▶ _Task prompt_
Give a verbatim copy of the lines below, minus the pictures.

═══ Records supplied ═══

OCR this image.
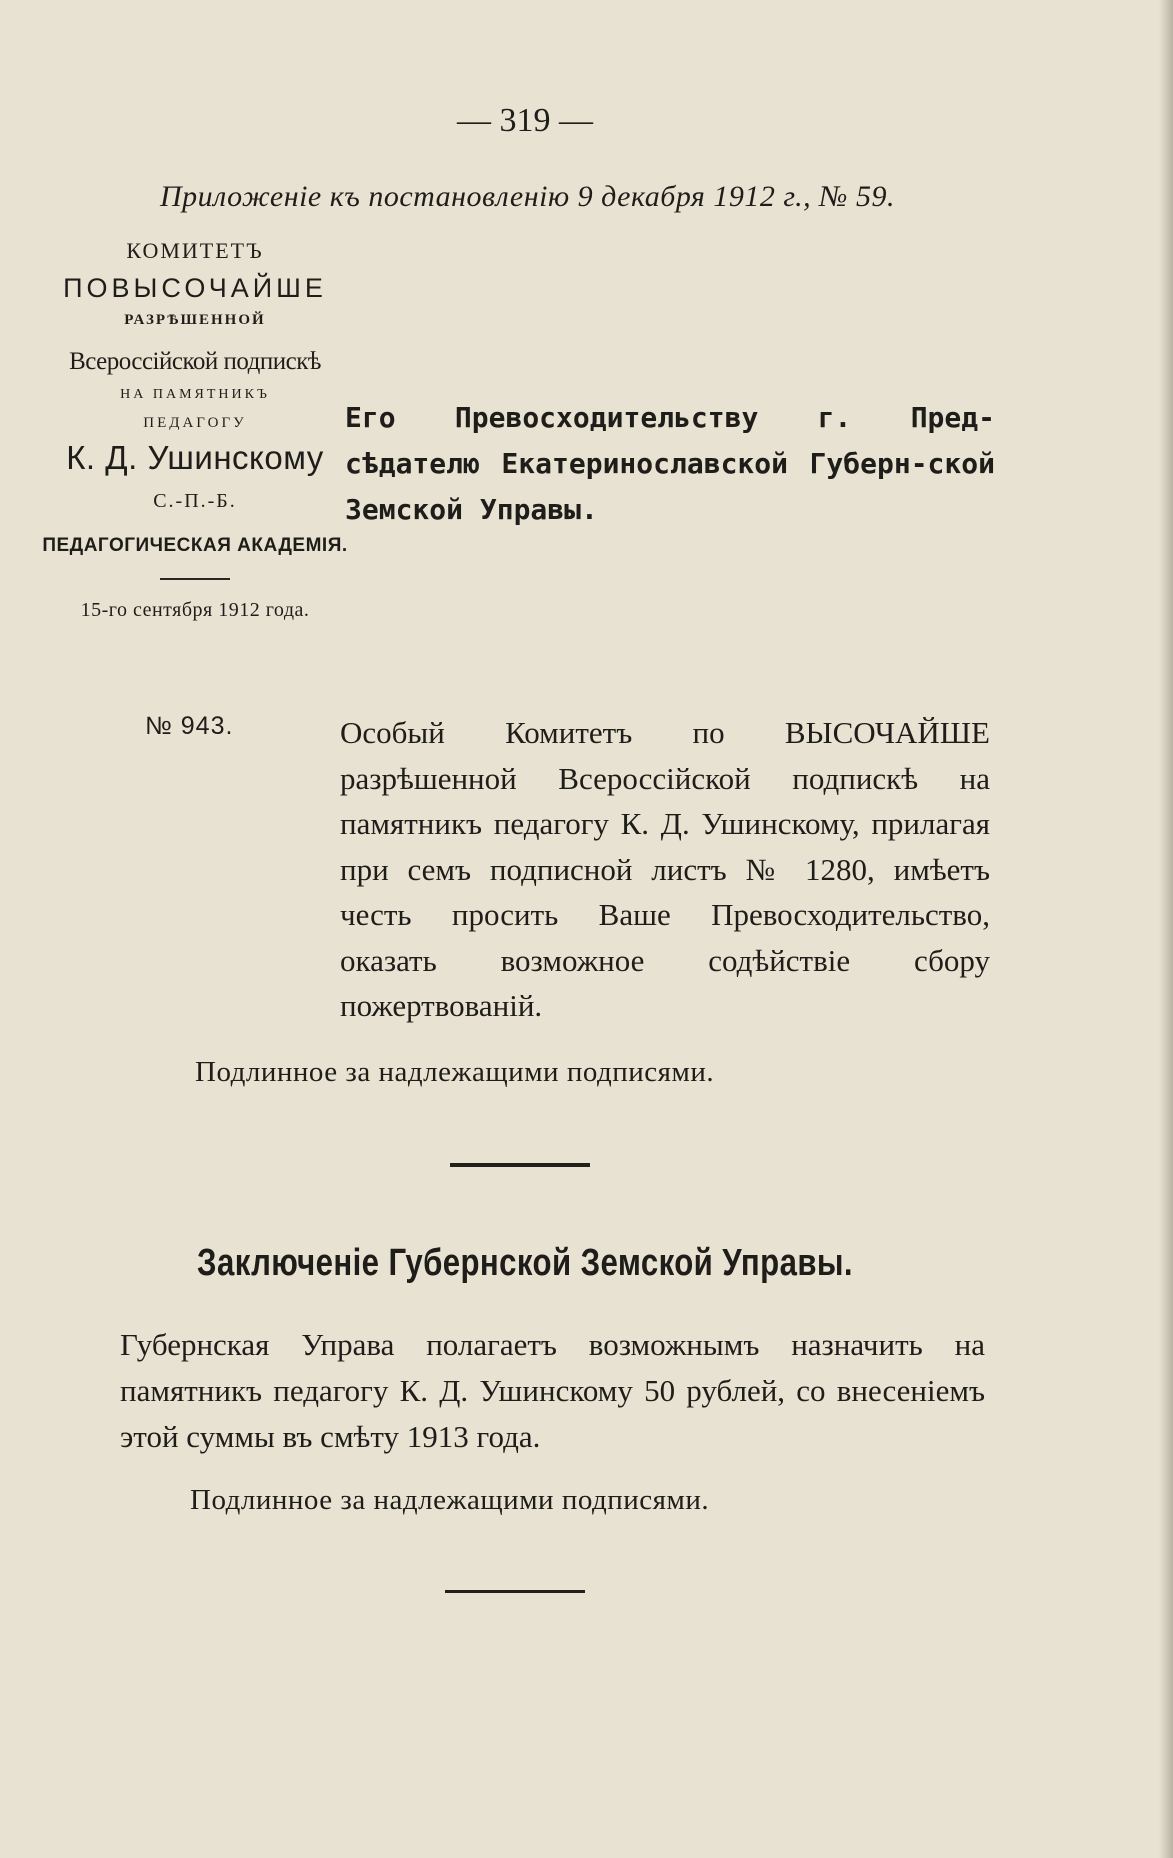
— 319 —

Приложеніе къ постановленію 9 декабря 1912 г., № 59.

КОМИТЕТЪ

ПОВЫСОЧАЙШЕ

РАЗРѢШЕННОЙ

Всероссійской подпискѣ

НА ПАМЯТНИКЪ

ПЕДАГОГУ

К. Д. Ушинскому

С.-П.-Б.

ПЕДАГОГИЧЕСКАЯ АКАДЕМІЯ.

15-го сентября 1912 года.

№ 943.

Его Превосходительству г. Пред-сѣдателю Екатеринославской Губерн-ской Земской Управы.

Особый Комитетъ по ВЫСОЧАЙШЕ разрѣшенной Всероссійской подпискѣ на памятникъ педагогу К. Д. Ушинскому, прилагая при семъ подписной листъ № 1280, имѣетъ честь просить Ваше Превосходительство, оказать возможное содѣйствіе сбору пожертвованій.

Подлинное за надлежащими подписями.

Заключеніе Губернской Земской Управы.

Губернская Управа полагаетъ возможнымъ назначить на памятникъ педагогу К. Д. Ушинскому 50 рублей, со внесеніемъ этой суммы въ смѣту 1913 года.

Подлинное за надлежащими подписями.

═══

▶ _Correct response_
OCR this image.
— 319 —

Приложеніе къ постановленію 9 декабря 1912 г., № 59.

КОМИТЕТЪ

ПОВЫСОЧАЙШЕ

РАЗРѢШЕННОЙ

Всероссійской подпискѣ

НА ПАМЯТНИКЪ

ПЕДАГОГУ

К. Д. Ушинскому

С.-П.-Б.

ПЕДАГОГИЧЕСКАЯ АКАДЕМІЯ.

15-го сентября 1912 года.

№ 943.

Его Превосходительству г. Пред-сѣдателю Екатеринославской Губерн-ской Земской Управы.

Особый Комитетъ по ВЫСОЧАЙШЕ разрѣшенной Всероссійской подпискѣ на памятникъ педагогу К. Д. Ушинскому, прилагая при семъ подписной листъ № 1280, имѣетъ честь просить Ваше Превосходительство, оказать возможное содѣйствіе сбору пожертвованій.

Подлинное за надлежащими подписями.

Заключеніе Губернской Земской Управы.

Губернская Управа полагаетъ возможнымъ назначить на памятникъ педагогу К. Д. Ушинскому 50 рублей, со внесеніемъ этой суммы въ смѣту 1913 года.

Подлинное за надлежащими подписями.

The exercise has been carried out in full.